■ Entries provided
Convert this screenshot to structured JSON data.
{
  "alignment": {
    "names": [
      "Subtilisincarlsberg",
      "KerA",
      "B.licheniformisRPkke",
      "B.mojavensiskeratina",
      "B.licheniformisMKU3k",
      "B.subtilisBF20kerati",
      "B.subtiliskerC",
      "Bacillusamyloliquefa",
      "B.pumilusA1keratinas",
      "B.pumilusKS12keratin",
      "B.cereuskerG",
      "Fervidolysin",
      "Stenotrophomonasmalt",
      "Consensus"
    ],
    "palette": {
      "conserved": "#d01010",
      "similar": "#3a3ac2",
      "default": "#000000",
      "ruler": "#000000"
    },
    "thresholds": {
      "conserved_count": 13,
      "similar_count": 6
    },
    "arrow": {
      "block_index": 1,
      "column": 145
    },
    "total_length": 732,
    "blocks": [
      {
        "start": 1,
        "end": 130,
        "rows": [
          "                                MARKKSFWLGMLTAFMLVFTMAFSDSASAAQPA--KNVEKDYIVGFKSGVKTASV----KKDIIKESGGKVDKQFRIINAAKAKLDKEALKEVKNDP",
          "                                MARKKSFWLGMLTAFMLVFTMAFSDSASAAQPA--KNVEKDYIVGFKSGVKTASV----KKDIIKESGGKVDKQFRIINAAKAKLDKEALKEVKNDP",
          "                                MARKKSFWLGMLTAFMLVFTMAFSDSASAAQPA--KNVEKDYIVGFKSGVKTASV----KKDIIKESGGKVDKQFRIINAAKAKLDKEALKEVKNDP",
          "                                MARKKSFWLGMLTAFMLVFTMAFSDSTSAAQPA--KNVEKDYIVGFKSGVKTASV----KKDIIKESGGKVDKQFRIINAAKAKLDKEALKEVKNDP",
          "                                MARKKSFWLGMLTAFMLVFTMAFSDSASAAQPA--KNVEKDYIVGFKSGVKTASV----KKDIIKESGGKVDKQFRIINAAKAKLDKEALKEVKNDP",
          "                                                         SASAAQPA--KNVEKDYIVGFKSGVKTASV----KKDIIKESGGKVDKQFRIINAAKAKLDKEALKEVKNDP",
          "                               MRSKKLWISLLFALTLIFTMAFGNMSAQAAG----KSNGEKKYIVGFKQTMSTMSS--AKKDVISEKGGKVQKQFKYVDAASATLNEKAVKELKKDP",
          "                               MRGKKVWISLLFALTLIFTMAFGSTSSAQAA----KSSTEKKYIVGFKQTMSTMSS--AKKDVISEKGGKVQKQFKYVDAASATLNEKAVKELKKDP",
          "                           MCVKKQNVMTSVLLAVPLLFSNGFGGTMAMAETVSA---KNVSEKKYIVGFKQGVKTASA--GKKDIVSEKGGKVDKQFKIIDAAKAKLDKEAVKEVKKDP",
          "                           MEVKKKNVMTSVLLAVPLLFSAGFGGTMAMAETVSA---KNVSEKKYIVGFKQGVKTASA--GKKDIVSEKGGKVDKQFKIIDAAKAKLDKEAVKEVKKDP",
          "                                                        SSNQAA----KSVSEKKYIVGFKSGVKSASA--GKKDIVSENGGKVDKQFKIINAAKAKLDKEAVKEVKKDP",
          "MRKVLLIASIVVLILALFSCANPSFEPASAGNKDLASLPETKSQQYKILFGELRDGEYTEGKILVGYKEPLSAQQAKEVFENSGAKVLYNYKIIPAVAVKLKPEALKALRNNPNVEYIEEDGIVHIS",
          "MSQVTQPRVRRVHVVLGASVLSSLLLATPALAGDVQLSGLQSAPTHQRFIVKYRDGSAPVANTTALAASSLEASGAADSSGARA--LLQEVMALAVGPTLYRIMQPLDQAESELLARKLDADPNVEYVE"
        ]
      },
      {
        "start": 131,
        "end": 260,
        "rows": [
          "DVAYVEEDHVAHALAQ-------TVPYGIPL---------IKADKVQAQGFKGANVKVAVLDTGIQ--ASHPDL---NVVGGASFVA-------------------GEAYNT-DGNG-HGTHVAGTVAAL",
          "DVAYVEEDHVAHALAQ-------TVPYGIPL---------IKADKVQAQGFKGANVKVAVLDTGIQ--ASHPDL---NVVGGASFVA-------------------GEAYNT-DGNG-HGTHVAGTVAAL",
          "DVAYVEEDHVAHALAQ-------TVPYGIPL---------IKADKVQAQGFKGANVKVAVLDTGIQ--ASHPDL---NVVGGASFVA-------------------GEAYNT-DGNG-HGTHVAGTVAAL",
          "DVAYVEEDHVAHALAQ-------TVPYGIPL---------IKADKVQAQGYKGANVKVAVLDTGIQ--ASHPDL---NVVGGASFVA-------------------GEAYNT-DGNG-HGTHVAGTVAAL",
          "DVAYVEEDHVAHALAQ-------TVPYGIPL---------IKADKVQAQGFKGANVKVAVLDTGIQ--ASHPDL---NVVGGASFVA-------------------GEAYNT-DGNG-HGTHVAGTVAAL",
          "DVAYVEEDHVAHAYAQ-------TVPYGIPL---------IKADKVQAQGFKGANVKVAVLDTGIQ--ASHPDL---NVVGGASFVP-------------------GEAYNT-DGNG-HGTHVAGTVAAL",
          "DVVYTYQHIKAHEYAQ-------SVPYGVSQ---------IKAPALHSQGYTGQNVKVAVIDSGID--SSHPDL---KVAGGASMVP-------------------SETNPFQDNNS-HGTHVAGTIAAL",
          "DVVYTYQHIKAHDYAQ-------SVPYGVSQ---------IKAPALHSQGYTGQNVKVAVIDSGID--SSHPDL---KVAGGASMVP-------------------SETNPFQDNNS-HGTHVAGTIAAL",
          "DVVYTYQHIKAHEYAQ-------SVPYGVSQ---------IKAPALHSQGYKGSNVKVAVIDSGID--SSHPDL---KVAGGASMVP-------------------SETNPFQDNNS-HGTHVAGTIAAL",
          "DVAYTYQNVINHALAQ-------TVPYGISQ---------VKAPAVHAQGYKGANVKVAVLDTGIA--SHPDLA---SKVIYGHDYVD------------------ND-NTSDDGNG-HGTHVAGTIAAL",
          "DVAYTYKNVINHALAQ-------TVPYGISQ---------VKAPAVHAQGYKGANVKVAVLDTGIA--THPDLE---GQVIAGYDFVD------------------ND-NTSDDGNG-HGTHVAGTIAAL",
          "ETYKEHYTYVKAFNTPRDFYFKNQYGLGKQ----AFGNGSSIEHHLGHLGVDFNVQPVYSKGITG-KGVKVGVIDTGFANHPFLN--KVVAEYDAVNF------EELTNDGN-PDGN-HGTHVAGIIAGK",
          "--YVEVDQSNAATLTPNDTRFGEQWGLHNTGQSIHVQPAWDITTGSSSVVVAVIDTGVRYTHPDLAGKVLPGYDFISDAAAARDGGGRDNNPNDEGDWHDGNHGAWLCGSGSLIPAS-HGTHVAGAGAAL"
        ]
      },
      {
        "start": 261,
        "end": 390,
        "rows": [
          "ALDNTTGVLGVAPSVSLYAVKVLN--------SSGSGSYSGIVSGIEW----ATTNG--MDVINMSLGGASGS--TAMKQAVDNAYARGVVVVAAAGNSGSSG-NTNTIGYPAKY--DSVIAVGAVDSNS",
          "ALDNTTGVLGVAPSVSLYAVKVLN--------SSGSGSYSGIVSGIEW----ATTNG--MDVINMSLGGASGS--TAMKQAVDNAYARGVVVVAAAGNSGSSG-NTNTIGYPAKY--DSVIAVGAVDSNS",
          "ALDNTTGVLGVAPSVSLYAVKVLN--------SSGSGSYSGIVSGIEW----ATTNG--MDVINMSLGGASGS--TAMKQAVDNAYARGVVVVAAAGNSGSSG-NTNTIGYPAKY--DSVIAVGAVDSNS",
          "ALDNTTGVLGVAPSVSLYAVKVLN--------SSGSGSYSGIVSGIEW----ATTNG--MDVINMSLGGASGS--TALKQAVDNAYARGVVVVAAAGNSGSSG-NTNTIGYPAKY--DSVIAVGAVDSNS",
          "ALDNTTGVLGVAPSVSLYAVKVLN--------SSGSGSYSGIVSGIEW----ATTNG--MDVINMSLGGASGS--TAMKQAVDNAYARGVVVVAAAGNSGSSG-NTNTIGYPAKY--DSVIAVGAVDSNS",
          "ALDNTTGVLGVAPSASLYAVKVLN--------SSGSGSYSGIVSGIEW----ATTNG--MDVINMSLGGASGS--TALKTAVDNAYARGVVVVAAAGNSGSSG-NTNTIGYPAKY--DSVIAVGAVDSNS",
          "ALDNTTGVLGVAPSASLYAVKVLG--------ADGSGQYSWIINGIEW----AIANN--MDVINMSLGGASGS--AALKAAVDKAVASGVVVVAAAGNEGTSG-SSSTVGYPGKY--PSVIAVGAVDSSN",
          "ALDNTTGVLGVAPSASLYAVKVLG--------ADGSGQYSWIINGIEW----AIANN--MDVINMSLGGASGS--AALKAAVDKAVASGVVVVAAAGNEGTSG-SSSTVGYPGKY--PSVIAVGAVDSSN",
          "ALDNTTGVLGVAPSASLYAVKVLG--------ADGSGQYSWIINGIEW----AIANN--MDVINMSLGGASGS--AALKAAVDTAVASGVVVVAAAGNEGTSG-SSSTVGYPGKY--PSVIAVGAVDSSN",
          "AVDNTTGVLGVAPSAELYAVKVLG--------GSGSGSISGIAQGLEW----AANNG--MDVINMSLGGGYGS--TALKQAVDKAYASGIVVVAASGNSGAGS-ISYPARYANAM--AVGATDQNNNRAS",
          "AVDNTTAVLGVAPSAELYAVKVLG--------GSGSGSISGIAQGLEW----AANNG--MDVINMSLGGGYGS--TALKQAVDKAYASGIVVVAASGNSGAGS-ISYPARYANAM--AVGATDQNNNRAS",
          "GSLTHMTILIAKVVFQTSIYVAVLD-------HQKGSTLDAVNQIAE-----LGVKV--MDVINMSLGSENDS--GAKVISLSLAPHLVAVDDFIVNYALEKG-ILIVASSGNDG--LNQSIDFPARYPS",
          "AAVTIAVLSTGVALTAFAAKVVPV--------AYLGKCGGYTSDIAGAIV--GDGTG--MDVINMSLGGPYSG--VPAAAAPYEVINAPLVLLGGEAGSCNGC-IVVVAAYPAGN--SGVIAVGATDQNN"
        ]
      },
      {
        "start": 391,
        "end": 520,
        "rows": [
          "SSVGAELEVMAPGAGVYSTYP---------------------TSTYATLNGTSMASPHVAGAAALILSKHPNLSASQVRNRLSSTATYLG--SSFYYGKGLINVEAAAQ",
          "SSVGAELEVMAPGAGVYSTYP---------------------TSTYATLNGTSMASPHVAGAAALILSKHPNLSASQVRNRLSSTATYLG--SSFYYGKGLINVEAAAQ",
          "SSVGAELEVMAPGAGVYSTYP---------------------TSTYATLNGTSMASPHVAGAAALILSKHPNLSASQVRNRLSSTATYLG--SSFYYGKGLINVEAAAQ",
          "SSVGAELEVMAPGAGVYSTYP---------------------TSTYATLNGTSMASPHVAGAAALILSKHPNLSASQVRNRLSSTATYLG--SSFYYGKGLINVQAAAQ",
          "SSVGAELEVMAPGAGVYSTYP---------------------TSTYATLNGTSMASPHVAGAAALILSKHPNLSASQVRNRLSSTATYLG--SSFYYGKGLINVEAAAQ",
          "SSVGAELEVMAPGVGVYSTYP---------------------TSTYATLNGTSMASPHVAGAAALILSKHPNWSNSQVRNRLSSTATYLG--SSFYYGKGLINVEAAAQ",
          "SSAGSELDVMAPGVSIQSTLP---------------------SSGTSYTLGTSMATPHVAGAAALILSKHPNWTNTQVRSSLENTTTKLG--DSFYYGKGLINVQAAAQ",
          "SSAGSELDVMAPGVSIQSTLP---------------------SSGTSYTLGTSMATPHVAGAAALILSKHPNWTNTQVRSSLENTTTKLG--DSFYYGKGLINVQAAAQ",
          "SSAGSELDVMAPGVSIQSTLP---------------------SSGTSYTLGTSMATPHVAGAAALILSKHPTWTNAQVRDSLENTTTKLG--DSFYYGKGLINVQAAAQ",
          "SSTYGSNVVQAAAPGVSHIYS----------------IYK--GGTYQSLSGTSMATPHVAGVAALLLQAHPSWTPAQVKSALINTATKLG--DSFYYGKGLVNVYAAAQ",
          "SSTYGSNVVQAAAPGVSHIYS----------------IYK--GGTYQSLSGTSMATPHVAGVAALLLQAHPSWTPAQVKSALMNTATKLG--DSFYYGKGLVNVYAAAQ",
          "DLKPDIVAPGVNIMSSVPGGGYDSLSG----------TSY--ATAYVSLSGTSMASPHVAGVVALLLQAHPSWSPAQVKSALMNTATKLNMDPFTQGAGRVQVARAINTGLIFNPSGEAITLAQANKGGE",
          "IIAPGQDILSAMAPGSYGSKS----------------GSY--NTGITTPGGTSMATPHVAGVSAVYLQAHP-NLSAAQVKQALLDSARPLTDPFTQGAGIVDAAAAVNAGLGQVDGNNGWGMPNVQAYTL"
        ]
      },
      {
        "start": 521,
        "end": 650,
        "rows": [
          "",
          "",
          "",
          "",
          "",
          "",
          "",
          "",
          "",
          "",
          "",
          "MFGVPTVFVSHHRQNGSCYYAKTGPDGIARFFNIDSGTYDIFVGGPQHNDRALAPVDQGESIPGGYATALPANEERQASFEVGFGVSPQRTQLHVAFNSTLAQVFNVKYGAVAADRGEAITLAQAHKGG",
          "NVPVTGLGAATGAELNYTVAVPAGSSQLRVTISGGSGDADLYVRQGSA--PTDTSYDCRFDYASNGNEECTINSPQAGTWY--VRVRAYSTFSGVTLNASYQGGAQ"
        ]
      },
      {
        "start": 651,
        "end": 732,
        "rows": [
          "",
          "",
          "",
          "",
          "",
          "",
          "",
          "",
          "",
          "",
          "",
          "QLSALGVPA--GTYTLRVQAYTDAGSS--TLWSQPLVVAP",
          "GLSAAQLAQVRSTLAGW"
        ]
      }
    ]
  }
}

■ Set task
Consider the entries above and return each line with the string "TVPYGISQ".

■ Correct output
          "DVAYTYQNVINHALAQ-------TVPYGISQ---------VKAPAVHAQGYKGANVKVAVLDTGIA--SHPDLA---SKVIYGHDYVD------------------ND-NTSDDGNG-HGTHVAGTIAAL",
          "DVAYTYKNVINHALAQ-------TVPYGISQ---------VKAPAVHAQGYKGANVKVAVLDTGIA--THPDLE---GQVIAGYDFVD------------------ND-NTSDDGNG-HGTHVAGTIAAL",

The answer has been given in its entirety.